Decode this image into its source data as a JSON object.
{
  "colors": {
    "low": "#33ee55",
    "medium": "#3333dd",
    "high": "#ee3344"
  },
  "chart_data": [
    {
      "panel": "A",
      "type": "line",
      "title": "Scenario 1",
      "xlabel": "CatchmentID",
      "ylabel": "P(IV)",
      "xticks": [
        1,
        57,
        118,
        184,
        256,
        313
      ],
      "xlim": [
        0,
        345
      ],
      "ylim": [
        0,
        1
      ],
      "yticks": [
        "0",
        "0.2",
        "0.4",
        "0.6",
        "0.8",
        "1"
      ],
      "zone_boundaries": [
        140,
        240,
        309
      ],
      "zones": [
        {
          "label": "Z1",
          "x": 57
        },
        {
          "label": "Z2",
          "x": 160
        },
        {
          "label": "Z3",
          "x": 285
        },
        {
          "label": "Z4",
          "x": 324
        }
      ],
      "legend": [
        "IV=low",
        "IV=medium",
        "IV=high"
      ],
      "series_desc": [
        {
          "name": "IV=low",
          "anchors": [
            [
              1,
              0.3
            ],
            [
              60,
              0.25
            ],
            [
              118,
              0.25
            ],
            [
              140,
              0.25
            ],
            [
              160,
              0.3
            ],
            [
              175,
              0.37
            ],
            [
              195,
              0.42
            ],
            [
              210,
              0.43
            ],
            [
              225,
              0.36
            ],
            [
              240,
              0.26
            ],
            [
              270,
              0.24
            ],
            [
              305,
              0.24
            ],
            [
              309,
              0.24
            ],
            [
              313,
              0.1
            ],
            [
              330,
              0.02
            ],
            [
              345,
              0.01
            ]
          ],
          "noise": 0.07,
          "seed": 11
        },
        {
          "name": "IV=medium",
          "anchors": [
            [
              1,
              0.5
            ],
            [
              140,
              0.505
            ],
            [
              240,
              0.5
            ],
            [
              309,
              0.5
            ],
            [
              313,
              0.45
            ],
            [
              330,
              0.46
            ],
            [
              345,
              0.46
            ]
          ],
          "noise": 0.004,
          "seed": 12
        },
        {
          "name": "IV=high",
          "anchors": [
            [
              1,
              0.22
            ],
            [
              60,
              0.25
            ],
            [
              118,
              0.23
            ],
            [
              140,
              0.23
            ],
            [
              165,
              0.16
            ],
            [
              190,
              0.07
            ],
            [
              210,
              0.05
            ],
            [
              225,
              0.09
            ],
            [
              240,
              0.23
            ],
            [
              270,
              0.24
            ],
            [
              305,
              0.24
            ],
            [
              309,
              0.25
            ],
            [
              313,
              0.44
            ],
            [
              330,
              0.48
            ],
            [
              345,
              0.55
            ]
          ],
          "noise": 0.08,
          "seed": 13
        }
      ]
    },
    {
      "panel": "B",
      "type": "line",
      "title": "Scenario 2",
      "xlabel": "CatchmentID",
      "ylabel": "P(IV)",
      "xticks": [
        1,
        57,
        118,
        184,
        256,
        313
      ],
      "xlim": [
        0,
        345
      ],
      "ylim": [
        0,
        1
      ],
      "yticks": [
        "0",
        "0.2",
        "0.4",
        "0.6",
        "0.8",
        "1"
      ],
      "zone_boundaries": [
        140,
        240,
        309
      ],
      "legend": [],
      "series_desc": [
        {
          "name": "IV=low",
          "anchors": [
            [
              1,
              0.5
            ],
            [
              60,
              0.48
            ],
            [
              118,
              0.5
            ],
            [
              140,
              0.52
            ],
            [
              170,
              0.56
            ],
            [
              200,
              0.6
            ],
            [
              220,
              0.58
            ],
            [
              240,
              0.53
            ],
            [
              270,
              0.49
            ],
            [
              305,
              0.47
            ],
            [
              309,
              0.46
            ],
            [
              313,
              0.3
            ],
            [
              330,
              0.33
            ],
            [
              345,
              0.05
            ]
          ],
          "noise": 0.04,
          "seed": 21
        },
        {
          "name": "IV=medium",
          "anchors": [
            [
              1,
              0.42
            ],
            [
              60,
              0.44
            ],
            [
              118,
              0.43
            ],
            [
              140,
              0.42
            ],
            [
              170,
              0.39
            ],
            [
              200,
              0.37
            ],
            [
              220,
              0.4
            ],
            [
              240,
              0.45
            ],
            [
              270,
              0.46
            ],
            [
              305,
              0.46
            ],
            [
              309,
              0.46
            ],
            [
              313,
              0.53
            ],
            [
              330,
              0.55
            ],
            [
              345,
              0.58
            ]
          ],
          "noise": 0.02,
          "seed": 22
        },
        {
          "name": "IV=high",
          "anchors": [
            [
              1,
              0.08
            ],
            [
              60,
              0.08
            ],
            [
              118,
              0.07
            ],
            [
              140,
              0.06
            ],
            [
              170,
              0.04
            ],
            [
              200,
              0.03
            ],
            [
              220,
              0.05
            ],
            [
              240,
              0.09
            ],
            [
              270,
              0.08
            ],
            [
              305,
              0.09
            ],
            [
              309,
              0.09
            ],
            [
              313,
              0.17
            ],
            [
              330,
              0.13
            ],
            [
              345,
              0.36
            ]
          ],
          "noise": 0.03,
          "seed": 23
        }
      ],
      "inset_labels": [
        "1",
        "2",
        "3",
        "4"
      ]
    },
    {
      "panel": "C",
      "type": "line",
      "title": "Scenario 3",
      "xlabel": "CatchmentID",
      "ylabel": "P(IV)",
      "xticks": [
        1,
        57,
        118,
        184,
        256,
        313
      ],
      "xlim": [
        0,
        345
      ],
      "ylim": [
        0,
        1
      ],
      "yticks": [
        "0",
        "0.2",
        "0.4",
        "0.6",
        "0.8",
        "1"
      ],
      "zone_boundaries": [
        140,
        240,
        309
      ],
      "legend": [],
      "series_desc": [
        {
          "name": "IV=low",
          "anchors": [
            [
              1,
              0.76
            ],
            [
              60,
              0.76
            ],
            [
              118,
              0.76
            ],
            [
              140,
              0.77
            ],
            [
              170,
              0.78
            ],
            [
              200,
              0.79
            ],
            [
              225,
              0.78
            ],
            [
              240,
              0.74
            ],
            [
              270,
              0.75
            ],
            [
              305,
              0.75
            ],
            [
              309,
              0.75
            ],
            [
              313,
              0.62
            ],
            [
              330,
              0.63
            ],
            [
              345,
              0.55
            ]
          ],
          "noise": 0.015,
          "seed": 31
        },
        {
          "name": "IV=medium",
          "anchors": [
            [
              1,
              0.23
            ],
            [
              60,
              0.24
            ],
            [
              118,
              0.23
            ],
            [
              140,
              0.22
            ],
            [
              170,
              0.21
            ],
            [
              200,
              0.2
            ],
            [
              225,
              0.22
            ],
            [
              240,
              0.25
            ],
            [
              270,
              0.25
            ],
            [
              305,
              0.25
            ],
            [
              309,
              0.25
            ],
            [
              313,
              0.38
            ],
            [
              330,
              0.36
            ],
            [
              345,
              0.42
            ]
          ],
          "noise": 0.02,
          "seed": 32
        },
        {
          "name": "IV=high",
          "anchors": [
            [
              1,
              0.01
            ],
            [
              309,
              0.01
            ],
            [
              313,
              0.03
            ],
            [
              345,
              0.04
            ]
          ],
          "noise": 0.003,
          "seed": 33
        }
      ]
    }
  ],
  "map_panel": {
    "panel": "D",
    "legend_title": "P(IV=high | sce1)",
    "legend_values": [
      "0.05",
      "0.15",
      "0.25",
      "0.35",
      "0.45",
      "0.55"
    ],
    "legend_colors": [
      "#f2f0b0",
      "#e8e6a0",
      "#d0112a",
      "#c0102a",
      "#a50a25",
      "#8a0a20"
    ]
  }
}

## Task goal
Find how many lines include the string "seed" and report that number alone.

## Task result
9